[ENTRIES SHOWN start]
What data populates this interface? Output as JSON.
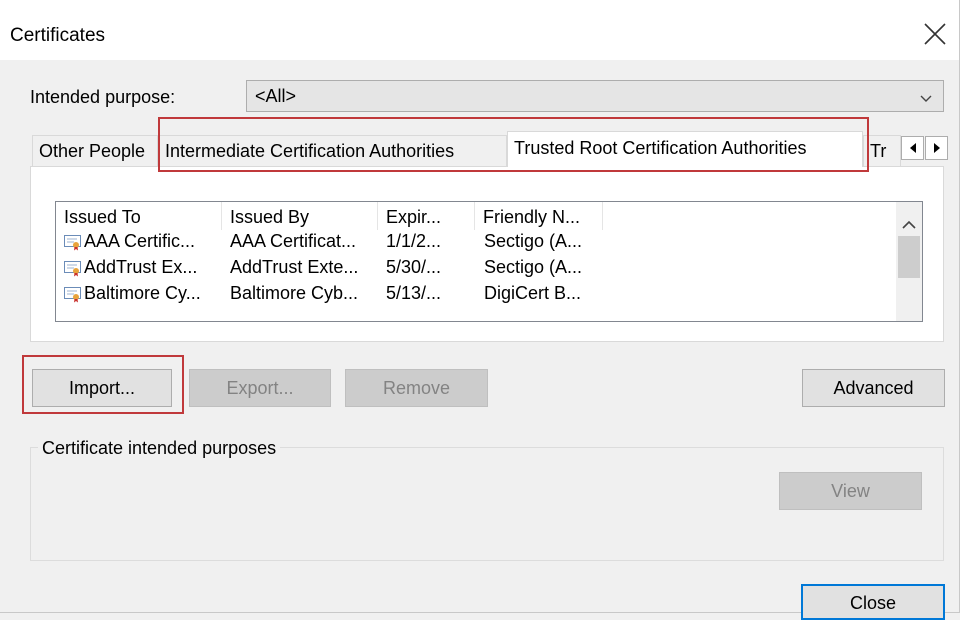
{
  "window": {
    "title": "Certificates"
  },
  "purpose": {
    "label": "Intended purpose:",
    "value": "<All>"
  },
  "tabs": [
    {
      "label": "Other People",
      "active": false
    },
    {
      "label": "Intermediate Certification Authorities",
      "active": false
    },
    {
      "label": "Trusted Root Certification Authorities",
      "active": true
    },
    {
      "label": "Tr",
      "active": false
    }
  ],
  "list": {
    "columns": [
      "Issued To",
      "Issued By",
      "Expir...",
      "Friendly N..."
    ],
    "rows": [
      [
        "AAA Certific...",
        "AAA Certificat...",
        "1/1/2...",
        "Sectigo (A..."
      ],
      [
        "AddTrust Ex...",
        "AddTrust Exte...",
        "5/30/...",
        "Sectigo (A..."
      ],
      [
        "Baltimore Cy...",
        "Baltimore Cyb...",
        "5/13/...",
        "DigiCert B..."
      ]
    ]
  },
  "buttons": {
    "import": "Import...",
    "export": "Export...",
    "remove": "Remove",
    "advanced": "Advanced",
    "view": "View",
    "close": "Close"
  },
  "purposes_group": {
    "title": "Certificate intended purposes"
  },
  "icons": {
    "close": "close-icon",
    "chevron": "chevron-down-icon",
    "tab_left": "arrow-left-icon",
    "tab_right": "arrow-right-icon",
    "certificate": "certificate-icon",
    "scroll_up": "scroll-up-icon"
  },
  "colors": {
    "highlight": "#c0393b",
    "default_button_border": "#0078d7"
  }
}
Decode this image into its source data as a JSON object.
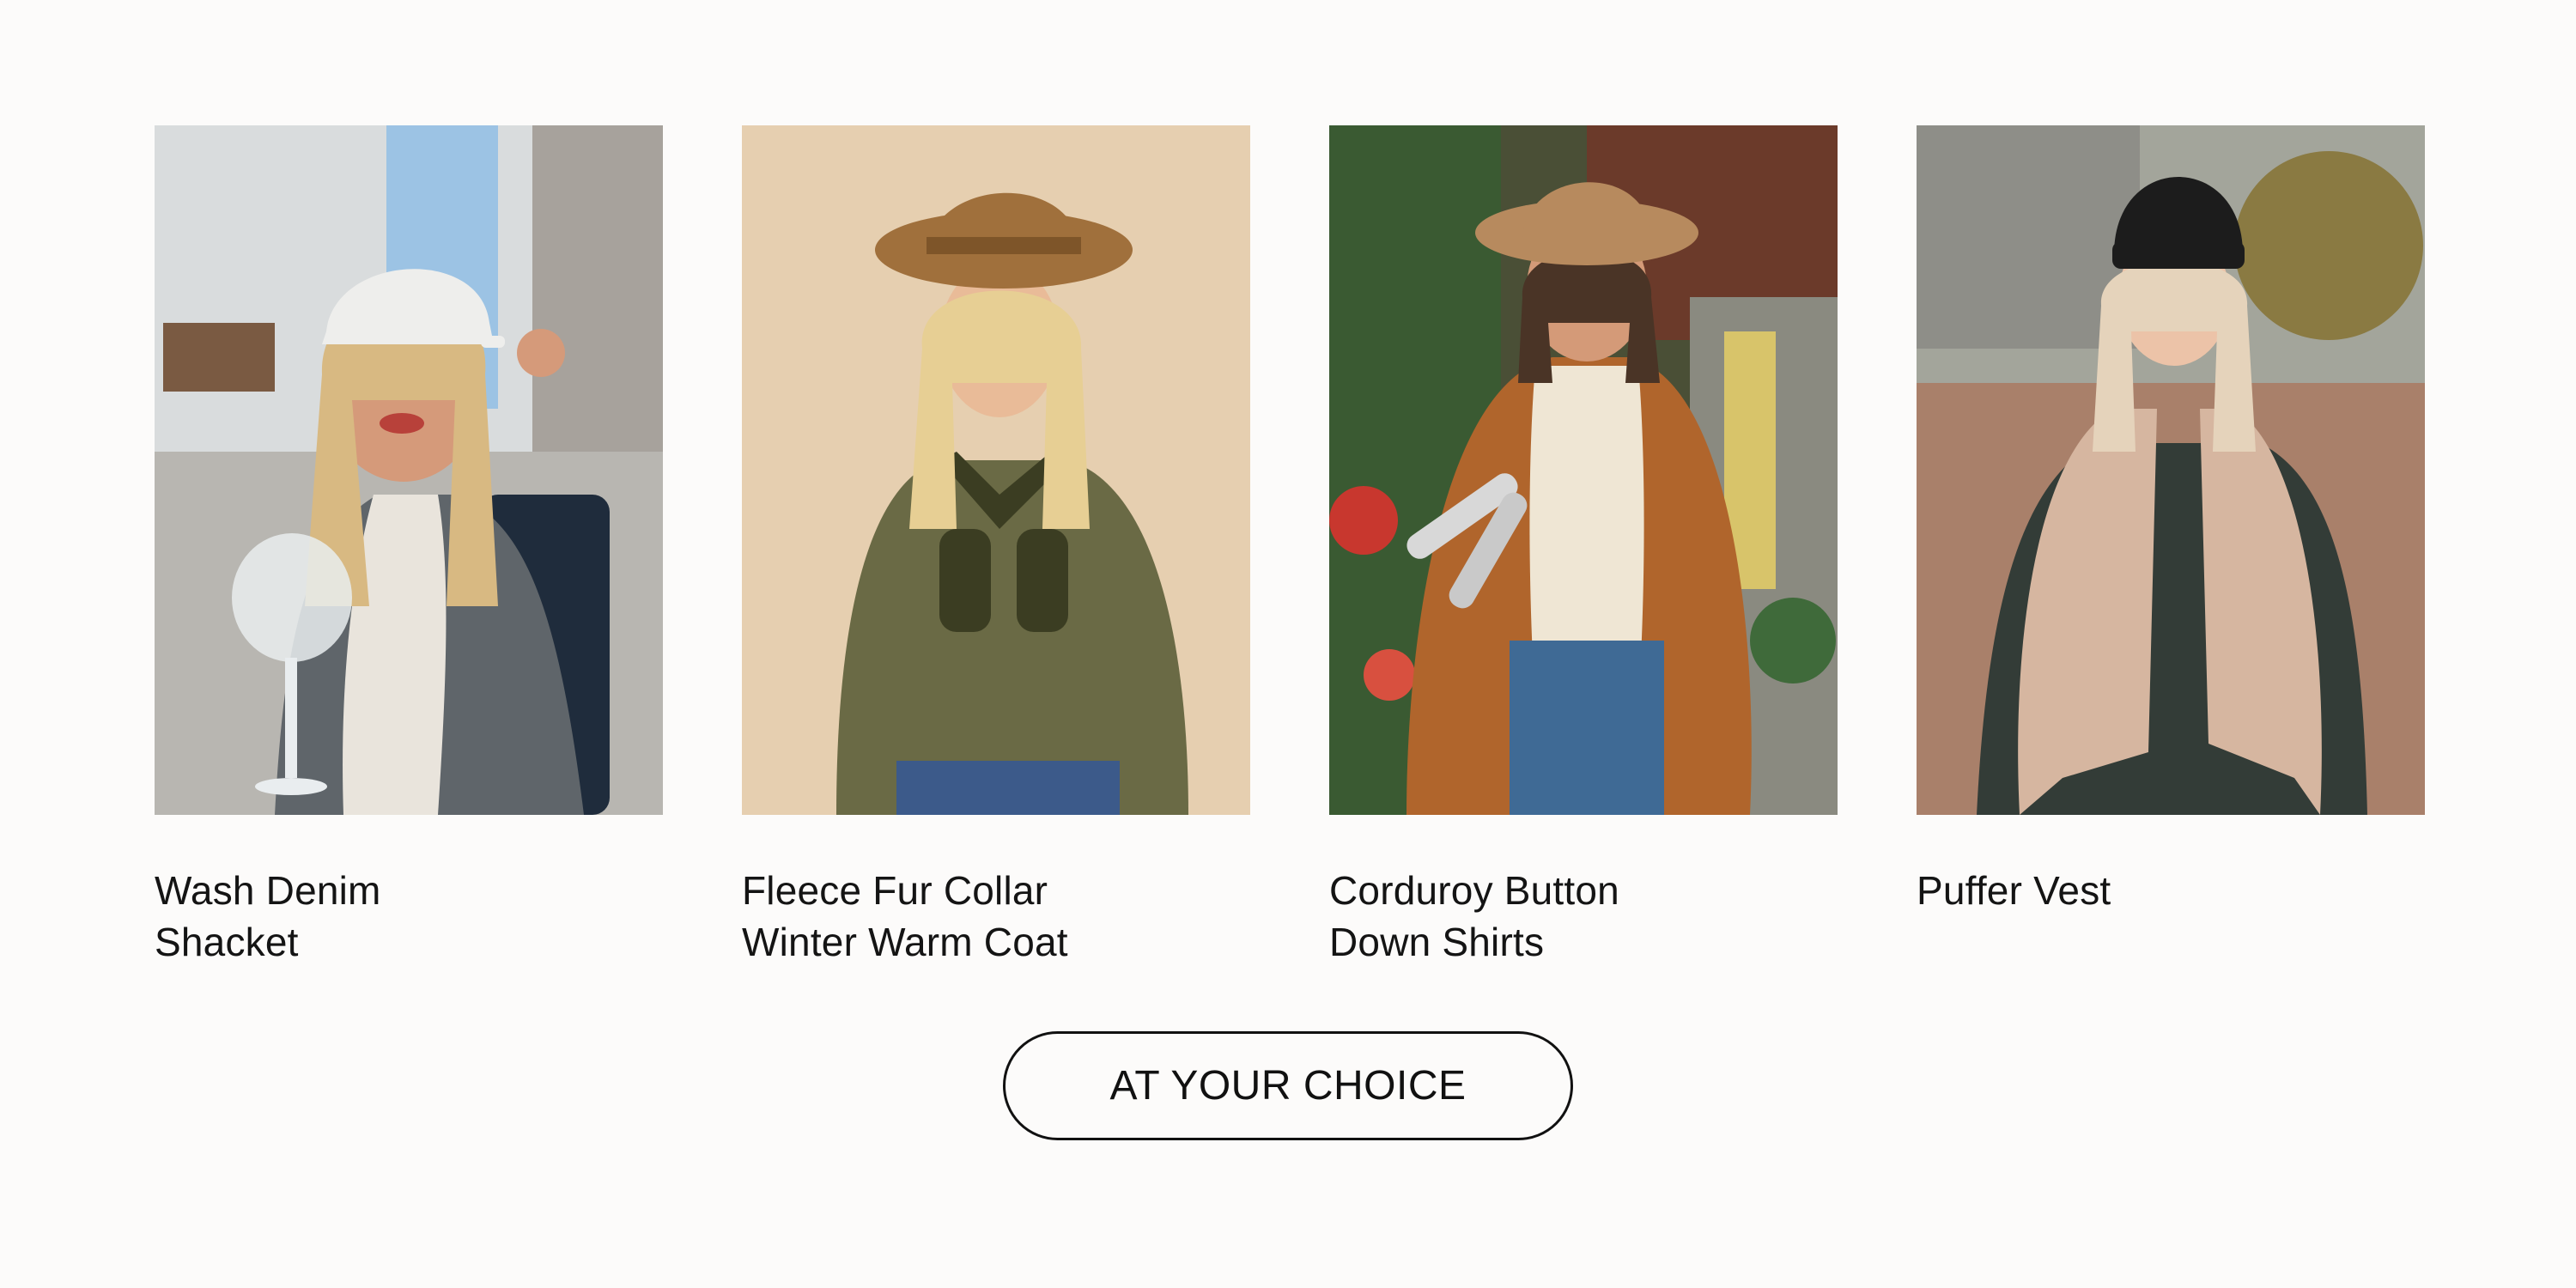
{
  "products": [
    {
      "title": "Wash Denim\nShacket",
      "image_alt": "Woman in gray acid-wash denim shacket and white cap holding a glass",
      "colors": {
        "background": "#9fb0bd",
        "garment": "#5b6166",
        "accent": "#e8e8e6"
      }
    },
    {
      "title": "Fleece Fur Collar\nWinter Warm Coat",
      "image_alt": "Woman in olive corduroy coat with fleece collar and tan wide-brim hat",
      "colors": {
        "background": "#e6cfb0",
        "garment": "#6a6a45",
        "accent": "#a0703c"
      }
    },
    {
      "title": "Corduroy Button\nDown Shirts",
      "image_alt": "Woman in rust corduroy button-down shirt, cream sweater and tan hat",
      "colors": {
        "background": "#4a4f36",
        "garment": "#b0652c",
        "accent": "#efe6d4"
      }
    },
    {
      "title": "Puffer Vest",
      "image_alt": "Woman in tan puffer vest over dark green shirt and black beanie",
      "colors": {
        "background": "#b99a82",
        "garment": "#d6b6a0",
        "accent": "#333c37"
      }
    }
  ],
  "cta": {
    "label": "AT YOUR CHOICE"
  }
}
[ENTRIES SHOWN end]
• **TASK OBJECTIVE**: Write out the entries above verbatim; the pictures do not belong in your copy.

• **PROBLEM SOLUTION**:
What data populates this interface? Output as JSON.
{
  "window": {
    "title": "Certificates"
  },
  "purpose": {
    "label": "Intended purpose:",
    "value": "<All>"
  },
  "tabs": [
    {
      "label": "Other People",
      "active": false
    },
    {
      "label": "Intermediate Certification Authorities",
      "active": false
    },
    {
      "label": "Trusted Root Certification Authorities",
      "active": true
    },
    {
      "label": "Tr",
      "active": false
    }
  ],
  "list": {
    "columns": [
      "Issued To",
      "Issued By",
      "Expir...",
      "Friendly N..."
    ],
    "rows": [
      [
        "AAA Certific...",
        "AAA Certificat...",
        "1/1/2...",
        "Sectigo (A..."
      ],
      [
        "AddTrust Ex...",
        "AddTrust Exte...",
        "5/30/...",
        "Sectigo (A..."
      ],
      [
        "Baltimore Cy...",
        "Baltimore Cyb...",
        "5/13/...",
        "DigiCert B..."
      ]
    ]
  },
  "buttons": {
    "import": "Import...",
    "export": "Export...",
    "remove": "Remove",
    "advanced": "Advanced",
    "view": "View",
    "close": "Close"
  },
  "purposes_group": {
    "title": "Certificate intended purposes"
  },
  "icons": {
    "close": "close-icon",
    "chevron": "chevron-down-icon",
    "tab_left": "arrow-left-icon",
    "tab_right": "arrow-right-icon",
    "certificate": "certificate-icon",
    "scroll_up": "scroll-up-icon"
  },
  "colors": {
    "highlight": "#c0393b",
    "default_button_border": "#0078d7"
  }
}
Decode this image into its source data as a JSON object.
{
  "products": [
    {
      "title": "Wash Denim\nShacket",
      "image_alt": "Woman in gray acid-wash denim shacket and white cap holding a glass",
      "colors": {
        "background": "#9fb0bd",
        "garment": "#5b6166",
        "accent": "#e8e8e6"
      }
    },
    {
      "title": "Fleece Fur Collar\nWinter Warm Coat",
      "image_alt": "Woman in olive corduroy coat with fleece collar and tan wide-brim hat",
      "colors": {
        "background": "#e6cfb0",
        "garment": "#6a6a45",
        "accent": "#a0703c"
      }
    },
    {
      "title": "Corduroy Button\nDown Shirts",
      "image_alt": "Woman in rust corduroy button-down shirt, cream sweater and tan hat",
      "colors": {
        "background": "#4a4f36",
        "garment": "#b0652c",
        "accent": "#efe6d4"
      }
    },
    {
      "title": "Puffer Vest",
      "image_alt": "Woman in tan puffer vest over dark green shirt and black beanie",
      "colors": {
        "background": "#b99a82",
        "garment": "#d6b6a0",
        "accent": "#333c37"
      }
    }
  ],
  "cta": {
    "label": "AT YOUR CHOICE"
  }
}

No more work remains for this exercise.